[Directive] Give the number of lines in the entries that contain "this". State only the count.

[Records shown]
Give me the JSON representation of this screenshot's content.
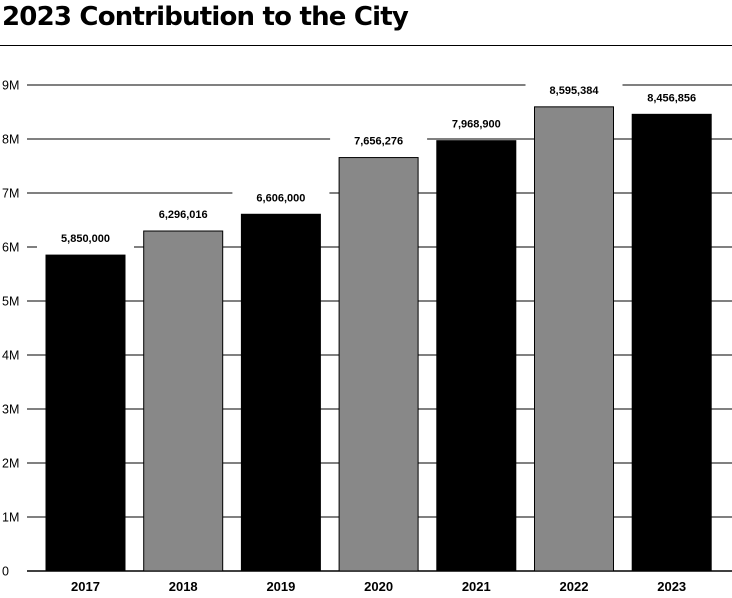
{
  "title": "2023 Contribution to the City",
  "chart_data": {
    "type": "bar",
    "title": "2023 Contribution to the City",
    "xlabel": "",
    "ylabel": "",
    "categories": [
      "2017",
      "2018",
      "2019",
      "2020",
      "2021",
      "2022",
      "2023"
    ],
    "values": [
      5850000,
      6296016,
      6606000,
      7656276,
      7968900,
      8595384,
      8456856
    ],
    "data_labels": [
      "5,850,000",
      "6,296,016",
      "6,606,000",
      "7,656,276",
      "7,968,900",
      "8,595,384",
      "8,456,856"
    ],
    "bar_colors": [
      "#000000",
      "#888888",
      "#000000",
      "#888888",
      "#000000",
      "#888888",
      "#000000"
    ],
    "ylim": [
      0,
      9000000
    ],
    "yticks": [
      0,
      1000000,
      2000000,
      3000000,
      4000000,
      5000000,
      6000000,
      7000000,
      8000000,
      9000000
    ],
    "ytick_labels": [
      "0",
      "1M",
      "2M",
      "3M",
      "4M",
      "5M",
      "6M",
      "7M",
      "8M",
      "9M"
    ],
    "grid": true,
    "legend": "none"
  }
}
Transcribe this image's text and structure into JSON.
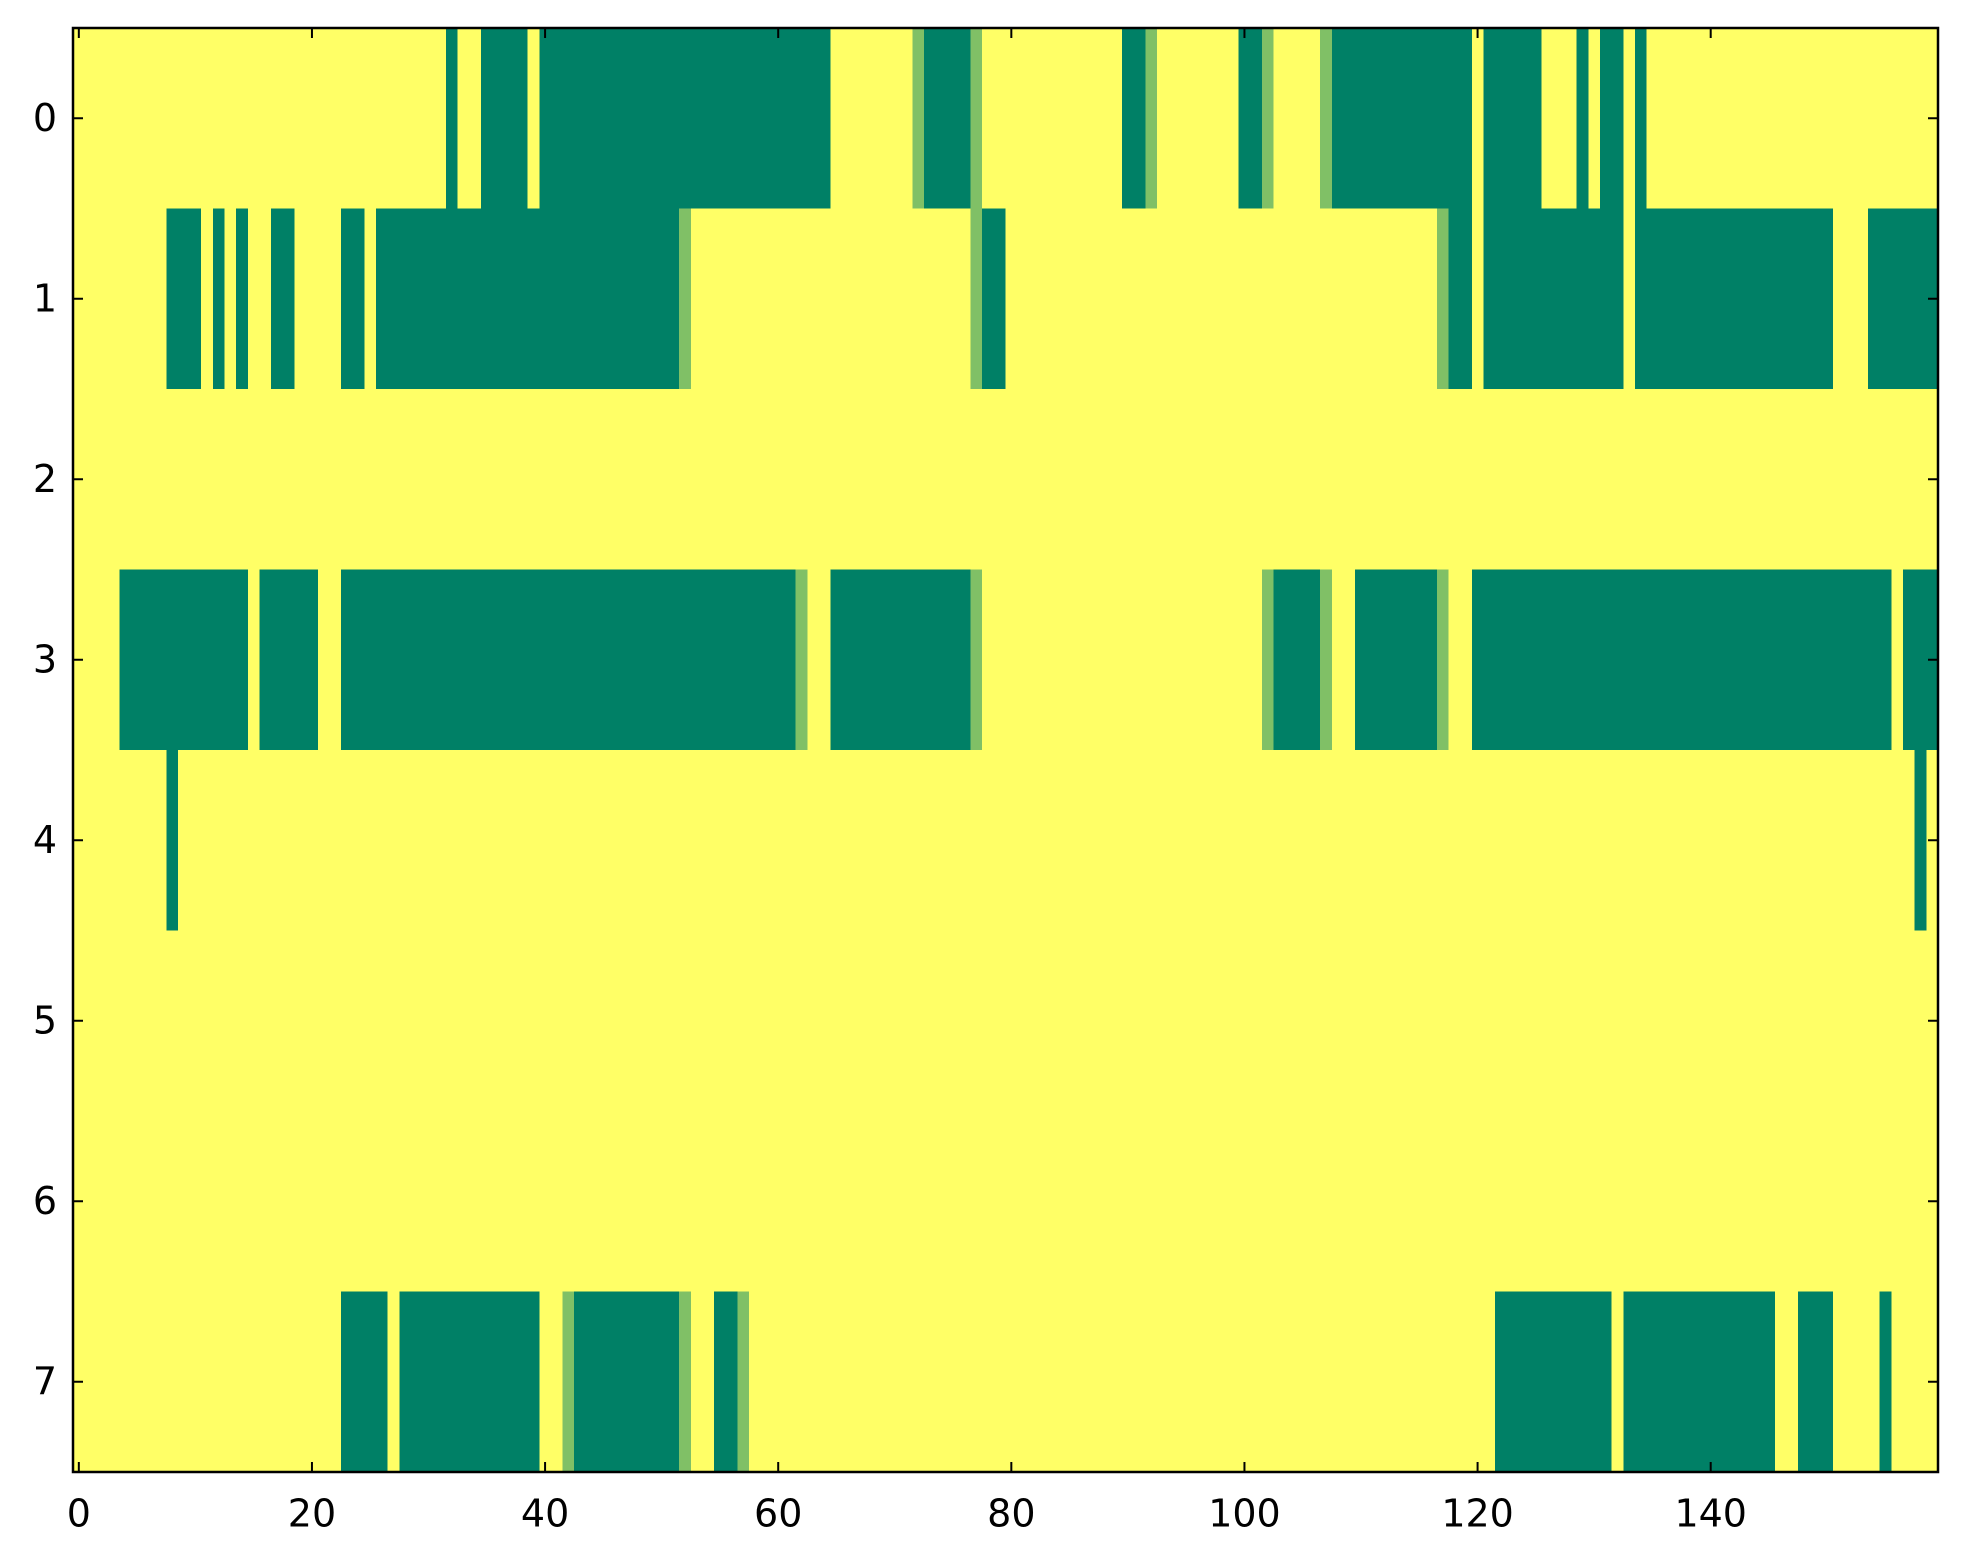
{
  "chart_data": {
    "type": "heatmap",
    "colormap": [
      "#008066",
      "#ffff66"
    ],
    "xlim": [
      -0.5,
      159.5
    ],
    "ylim": [
      7.5,
      -0.5
    ],
    "xticks": [
      0,
      20,
      40,
      60,
      80,
      100,
      120,
      140
    ],
    "yticks": [
      0,
      1,
      2,
      3,
      4,
      5,
      6,
      7
    ],
    "z": [
      [
        1,
        1,
        1,
        1,
        1,
        1,
        1,
        1,
        1,
        1,
        1,
        1,
        1,
        1,
        1,
        1,
        1,
        1,
        1,
        1,
        1,
        1,
        1,
        1,
        1,
        1,
        1,
        1,
        1,
        1,
        1,
        1,
        0,
        1,
        1,
        0,
        0,
        0,
        0,
        1,
        0,
        0,
        0,
        0,
        0,
        0,
        0,
        0,
        0,
        0,
        0,
        0,
        0,
        0,
        0,
        0,
        0,
        0,
        0,
        0,
        0,
        0,
        0,
        0,
        0,
        1,
        1,
        1,
        1,
        1,
        1,
        1,
        0.5,
        0,
        0,
        0,
        0,
        0.5,
        1,
        1,
        1,
        1,
        1,
        1,
        1,
        1,
        1,
        1,
        1,
        1,
        0,
        0,
        0.5,
        1,
        1,
        1,
        1,
        1,
        1,
        1,
        0,
        0,
        0.5,
        1,
        1,
        1,
        1,
        0.5,
        0,
        0,
        0,
        0,
        0,
        0,
        0,
        0,
        0,
        0,
        0,
        0,
        1,
        0,
        0,
        0,
        0,
        0,
        1,
        1,
        1,
        0,
        1,
        0,
        0,
        1,
        0,
        1,
        1,
        1,
        1,
        1,
        1,
        1,
        1,
        1,
        1,
        1,
        1,
        1,
        1,
        1,
        1,
        1,
        1,
        1,
        1,
        1,
        1,
        1,
        1,
        1
      ],
      [
        1,
        1,
        1,
        1,
        1,
        1,
        1,
        1,
        0,
        0,
        0,
        1,
        0,
        1,
        0,
        1,
        1,
        0,
        0,
        1,
        1,
        1,
        1,
        0,
        0,
        1,
        0,
        0,
        0,
        0,
        0,
        0,
        0,
        0,
        0,
        0,
        0,
        0,
        0,
        0,
        0,
        0,
        0,
        0,
        0,
        0,
        0,
        0,
        0,
        0,
        0,
        0,
        0.5,
        1,
        1,
        1,
        1,
        1,
        1,
        1,
        1,
        1,
        1,
        1,
        1,
        1,
        1,
        1,
        1,
        1,
        1,
        1,
        1,
        1,
        1,
        1,
        1,
        0.5,
        0,
        0,
        1,
        1,
        1,
        1,
        1,
        1,
        1,
        1,
        1,
        1,
        1,
        1,
        1,
        1,
        1,
        1,
        1,
        1,
        1,
        1,
        1,
        1,
        1,
        1,
        1,
        1,
        1,
        1,
        1,
        1,
        1,
        1,
        1,
        1,
        1,
        1,
        1,
        0.5,
        0,
        0,
        1,
        0,
        0,
        0,
        0,
        0,
        0,
        0,
        0,
        0,
        0,
        0,
        0,
        1,
        0,
        0,
        0,
        0,
        0,
        0,
        0,
        0,
        0,
        0,
        0,
        0,
        0,
        0,
        0,
        0,
        0,
        1,
        1,
        1,
        0,
        0,
        0,
        0,
        0,
        0
      ],
      [
        1,
        1,
        1,
        1,
        1,
        1,
        1,
        1,
        1,
        1,
        1,
        1,
        1,
        1,
        1,
        1,
        1,
        1,
        1,
        1,
        1,
        1,
        1,
        1,
        1,
        1,
        1,
        1,
        1,
        1,
        1,
        1,
        1,
        1,
        1,
        1,
        1,
        1,
        1,
        1,
        1,
        1,
        1,
        1,
        1,
        1,
        1,
        1,
        1,
        1,
        1,
        1,
        1,
        1,
        1,
        1,
        1,
        1,
        1,
        1,
        1,
        1,
        1,
        1,
        1,
        1,
        1,
        1,
        1,
        1,
        1,
        1,
        1,
        1,
        1,
        1,
        1,
        1,
        1,
        1,
        1,
        1,
        1,
        1,
        1,
        1,
        1,
        1,
        1,
        1,
        1,
        1,
        1,
        1,
        1,
        1,
        1,
        1,
        1,
        1,
        1,
        1,
        1,
        1,
        1,
        1,
        1,
        1,
        1,
        1,
        1,
        1,
        1,
        1,
        1,
        1,
        1,
        1,
        1,
        1,
        1,
        1,
        1,
        1,
        1,
        1,
        1,
        1,
        1,
        1,
        1,
        1,
        1,
        1,
        1,
        1,
        1,
        1,
        1,
        1,
        1,
        1,
        1,
        1,
        1,
        1,
        1,
        1,
        1,
        1,
        1,
        1,
        1,
        1,
        1,
        1,
        1,
        1,
        1,
        1
      ],
      [
        1,
        1,
        1,
        1,
        0,
        0,
        0,
        0,
        0,
        0,
        0,
        0,
        0,
        0,
        0,
        1,
        0,
        0,
        0,
        0,
        0,
        1,
        1,
        0,
        0,
        0,
        0,
        0,
        0,
        0,
        0,
        0,
        0,
        0,
        0,
        0,
        0,
        0,
        0,
        0,
        0,
        0,
        0,
        0,
        0,
        0,
        0,
        0,
        0,
        0,
        0,
        0,
        0,
        0,
        0,
        0,
        0,
        0,
        0,
        0,
        0,
        0,
        0.5,
        1,
        1,
        0,
        0,
        0,
        0,
        0,
        0,
        0,
        0,
        0,
        0,
        0,
        0,
        0.5,
        1,
        1,
        1,
        1,
        1,
        1,
        1,
        1,
        1,
        1,
        1,
        1,
        1,
        1,
        1,
        1,
        1,
        1,
        1,
        1,
        1,
        1,
        1,
        1,
        0.5,
        0,
        0,
        0,
        0,
        0.5,
        1,
        1,
        0,
        0,
        0,
        0,
        0,
        0,
        0,
        0.5,
        1,
        1,
        0,
        0,
        0,
        0,
        0,
        0,
        0,
        0,
        0,
        0,
        0,
        0,
        0,
        0,
        0,
        0,
        0,
        0,
        0,
        0,
        0,
        0,
        0,
        0,
        0,
        0,
        0,
        0,
        0,
        0,
        0,
        0,
        0,
        0,
        0,
        0,
        1,
        0,
        0,
        0
      ],
      [
        1,
        1,
        1,
        1,
        1,
        1,
        1,
        1,
        0,
        1,
        1,
        1,
        1,
        1,
        1,
        1,
        1,
        1,
        1,
        1,
        1,
        1,
        1,
        1,
        1,
        1,
        1,
        1,
        1,
        1,
        1,
        1,
        1,
        1,
        1,
        1,
        1,
        1,
        1,
        1,
        1,
        1,
        1,
        1,
        1,
        1,
        1,
        1,
        1,
        1,
        1,
        1,
        1,
        1,
        1,
        1,
        1,
        1,
        1,
        1,
        1,
        1,
        1,
        1,
        1,
        1,
        1,
        1,
        1,
        1,
        1,
        1,
        1,
        1,
        1,
        1,
        1,
        1,
        1,
        1,
        1,
        1,
        1,
        1,
        1,
        1,
        1,
        1,
        1,
        1,
        1,
        1,
        1,
        1,
        1,
        1,
        1,
        1,
        1,
        1,
        1,
        1,
        1,
        1,
        1,
        1,
        1,
        1,
        1,
        1,
        1,
        1,
        1,
        1,
        1,
        1,
        1,
        1,
        1,
        1,
        1,
        1,
        1,
        1,
        1,
        1,
        1,
        1,
        1,
        1,
        1,
        1,
        1,
        1,
        1,
        1,
        1,
        1,
        1,
        1,
        1,
        1,
        1,
        1,
        1,
        1,
        1,
        1,
        1,
        1,
        1,
        1,
        1,
        1,
        1,
        1,
        1,
        1,
        0,
        1
      ],
      [
        1,
        1,
        1,
        1,
        1,
        1,
        1,
        1,
        1,
        1,
        1,
        1,
        1,
        1,
        1,
        1,
        1,
        1,
        1,
        1,
        1,
        1,
        1,
        1,
        1,
        1,
        1,
        1,
        1,
        1,
        1,
        1,
        1,
        1,
        1,
        1,
        1,
        1,
        1,
        1,
        1,
        1,
        1,
        1,
        1,
        1,
        1,
        1,
        1,
        1,
        1,
        1,
        1,
        1,
        1,
        1,
        1,
        1,
        1,
        1,
        1,
        1,
        1,
        1,
        1,
        1,
        1,
        1,
        1,
        1,
        1,
        1,
        1,
        1,
        1,
        1,
        1,
        1,
        1,
        1,
        1,
        1,
        1,
        1,
        1,
        1,
        1,
        1,
        1,
        1,
        1,
        1,
        1,
        1,
        1,
        1,
        1,
        1,
        1,
        1,
        1,
        1,
        1,
        1,
        1,
        1,
        1,
        1,
        1,
        1,
        1,
        1,
        1,
        1,
        1,
        1,
        1,
        1,
        1,
        1,
        1,
        1,
        1,
        1,
        1,
        1,
        1,
        1,
        1,
        1,
        1,
        1,
        1,
        1,
        1,
        1,
        1,
        1,
        1,
        1,
        1,
        1,
        1,
        1,
        1,
        1,
        1,
        1,
        1,
        1,
        1,
        1,
        1,
        1,
        1,
        1,
        1,
        1,
        1,
        1
      ],
      [
        1,
        1,
        1,
        1,
        1,
        1,
        1,
        1,
        1,
        1,
        1,
        1,
        1,
        1,
        1,
        1,
        1,
        1,
        1,
        1,
        1,
        1,
        1,
        1,
        1,
        1,
        1,
        1,
        1,
        1,
        1,
        1,
        1,
        1,
        1,
        1,
        1,
        1,
        1,
        1,
        1,
        1,
        1,
        1,
        1,
        1,
        1,
        1,
        1,
        1,
        1,
        1,
        1,
        1,
        1,
        1,
        1,
        1,
        1,
        1,
        1,
        1,
        1,
        1,
        1,
        1,
        1,
        1,
        1,
        1,
        1,
        1,
        1,
        1,
        1,
        1,
        1,
        1,
        1,
        1,
        1,
        1,
        1,
        1,
        1,
        1,
        1,
        1,
        1,
        1,
        1,
        1,
        1,
        1,
        1,
        1,
        1,
        1,
        1,
        1,
        1,
        1,
        1,
        1,
        1,
        1,
        1,
        1,
        1,
        1,
        1,
        1,
        1,
        1,
        1,
        1,
        1,
        1,
        1,
        1,
        1,
        1,
        1,
        1,
        1,
        1,
        1,
        1,
        1,
        1,
        1,
        1,
        1,
        1,
        1,
        1,
        1,
        1,
        1,
        1,
        1,
        1,
        1,
        1,
        1,
        1,
        1,
        1,
        1,
        1,
        1,
        1,
        1,
        1,
        1,
        1,
        1,
        1,
        1,
        1
      ],
      [
        1,
        1,
        1,
        1,
        1,
        1,
        1,
        1,
        1,
        1,
        1,
        1,
        1,
        1,
        1,
        1,
        1,
        1,
        1,
        1,
        1,
        1,
        1,
        0,
        0,
        0,
        0,
        1,
        0,
        0,
        0,
        0,
        0,
        0,
        0,
        0,
        0,
        0,
        0,
        0,
        1,
        1,
        0.5,
        0,
        0,
        0,
        0,
        0,
        0,
        0,
        0,
        0,
        0.5,
        1,
        1,
        0,
        0,
        0.5,
        1,
        1,
        1,
        1,
        1,
        1,
        1,
        1,
        1,
        1,
        1,
        1,
        1,
        1,
        1,
        1,
        1,
        1,
        1,
        1,
        1,
        1,
        1,
        1,
        1,
        1,
        1,
        1,
        1,
        1,
        1,
        1,
        1,
        1,
        1,
        1,
        1,
        1,
        1,
        1,
        1,
        1,
        1,
        1,
        1,
        1,
        1,
        1,
        1,
        1,
        1,
        1,
        1,
        1,
        1,
        1,
        1,
        1,
        1,
        1,
        1,
        1,
        1,
        1,
        0,
        0,
        0,
        0,
        0,
        0,
        0,
        0,
        0,
        0,
        1,
        0,
        0,
        0,
        0,
        0,
        0,
        0,
        0,
        0,
        0,
        0,
        0,
        0,
        1,
        1,
        0,
        0,
        0,
        1,
        1,
        1,
        1,
        0,
        1,
        1,
        1,
        1
      ]
    ]
  }
}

[Full solution] 2